* START Extract to read *

Act One consists of four key elements commonly referred to as the Beginning, the Inciting Incident, the Predicament, and the Lock-In. Each contains essential parts that will propel a story forward.
In any story you need to introduce the world in which that story takes place. This can be gradually revealed over time, rather than a massive exposition dump in the opening chapter, but as the writer of the story, and therefore the creator of the world, you need to know every detail. Frank Herbert, for example, opens Dune with the following fictional excerpt:
A beginning is the time for taking the most delicate care that the balances are correct. This every sister of the Bene Gesserit knows. To begin your study of the life of Muad’Dib, then, take care that you first place him in his time: born in the 57th year of the Padishah Emperor, Shaddam IV. And take the most special care that you locate Muad’Dib in his place: the planet Arrakis. Do not be deceived by the fact that he was born on Caladan and lived his first fifteen years there. Arrakis, the planet known as Dune, is forever his place.
—from ‘Manual of Muad’Dib’ by the Princess IrulanFrank Herbert, Dune
From this short paragraph you can glean so much about the setting and the world (or worlds) in which this story takes place. There are political, social, and theological elements at play, plus talk of the Muad’Dib, who we learn is a man from Caladan who belongs on Dune. The rest of the opening chapter slowly unpacks more information about everything covered in this opening section, but as a reader you have already learned enough to gain a feel for the universe in which it exists.
Another major part of the beginning is to bring in the theme or themes that will run throughout the story. In the opening sequence of The Matrix you hear a phone call about ‘The One,’ watch the camera enter into a screen of computer code, hear the dial-up tone of old-fashioned internet, and then are brought into a night-time world of Agents who possess supreme authority and are chasing a rogue woman using exceptional martial arts abilities. Every theme in the film is perfectly summed up in the first minute of screen time, setting the tone for the rest of the story.
Obviously you cannot introduce a story without also bringing in the main character or characters. This is where you create the status quo; the normal, everyday existence where they dwell. In Fight Club by Chuck Palahniuk that is a world of Ikea furniture, photocopied work days and insomnia. For Katniss Everdeen in The Hunger Games it is a dystopian society where an annual game sets teenagers against each other, Battle Royale-style, to keep some form of peace and prevent an uprising. The status quo does not have to be normal to us, but it must be normal to your characters. It is the life they live.
Introducing your main character or characters also allows the opportunity to identify their main weakness or weaknesses. The aforementioned Katniss Everdeen loves her sister and has a lack of respect for authority and the totalitarian rule, something we understand about her almost immediately. That, fairly obviously, comes into play later in the story, both getting her into and out of the main narrative arc. Neo, in The Matrix, does not commit to his job, or to life. This is shown in the scene where his boss chastises him for being repeatedly late. Neo also believes in the rules, even though he breaks them as a night-time hacker, as we see when he demands a phone call from the Agents or gets scared of heights. That ingrained belief in the rules holds him back in his character progression, much to the frustration of others.

* END Extract to read *

(Required work):
Could you carry the Act One passage forward from its final sentence? Nothing in the data is needed here.

* START Information supplied *

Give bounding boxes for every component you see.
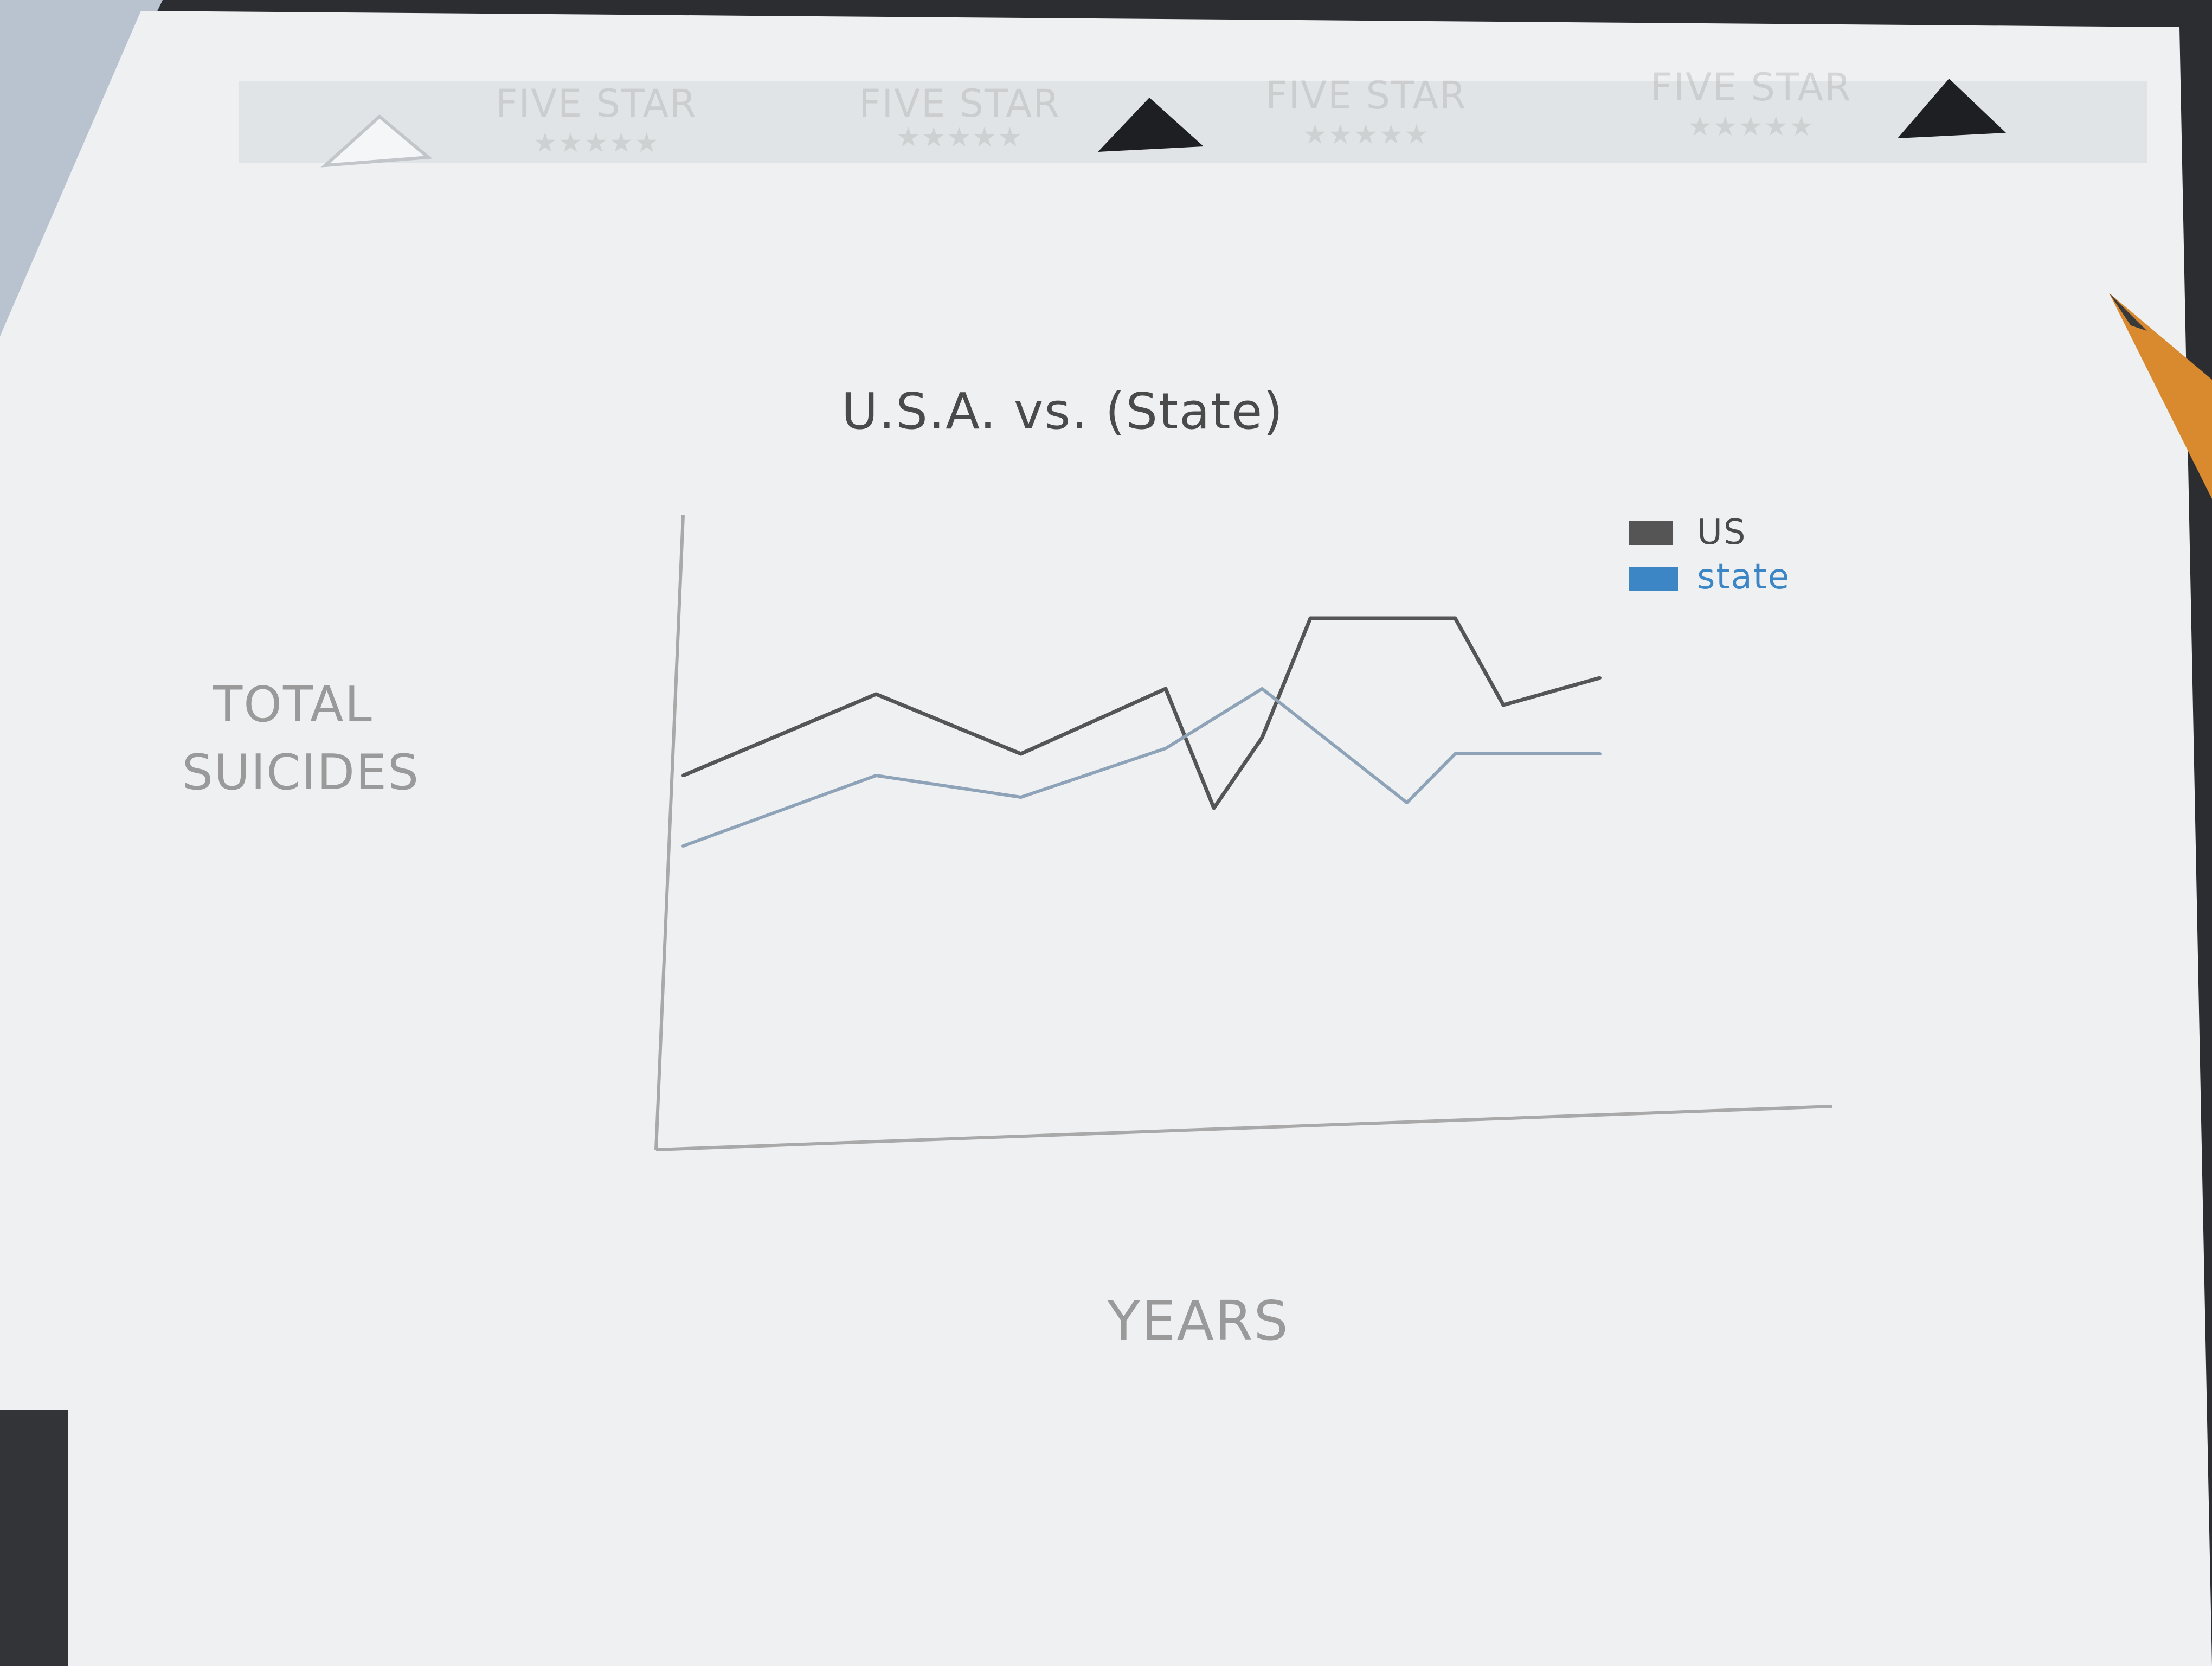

* END Information supplied *

(Exercise answer):
The elements that make up the beginning can be held back until much later in the story, or can occur before we join the action. The narrative of Fight Club beings partway into Act Three and then backtracks to the start of Act One to fill us in on how the narrator got to that later point. Even if you don’t spell out the Acts on the page, or you reorder your story like Reservoir Dogs to hide the beginning later in the narrative, you still need to know what these elements are and how they apply to your tale.
The Inciting Incident
This is the moment that starts your narrative. It is the thing that changes the status quo, sending your character into the story proper. With the Inciting Incident you announce the conflict and bring in the main tension of the story. Without it there is no reason for the story to exist, no cause, and no purpose. Every story has an Inciting Incident, even if it does not appear in the story itself, and each character has one that launches their character arc.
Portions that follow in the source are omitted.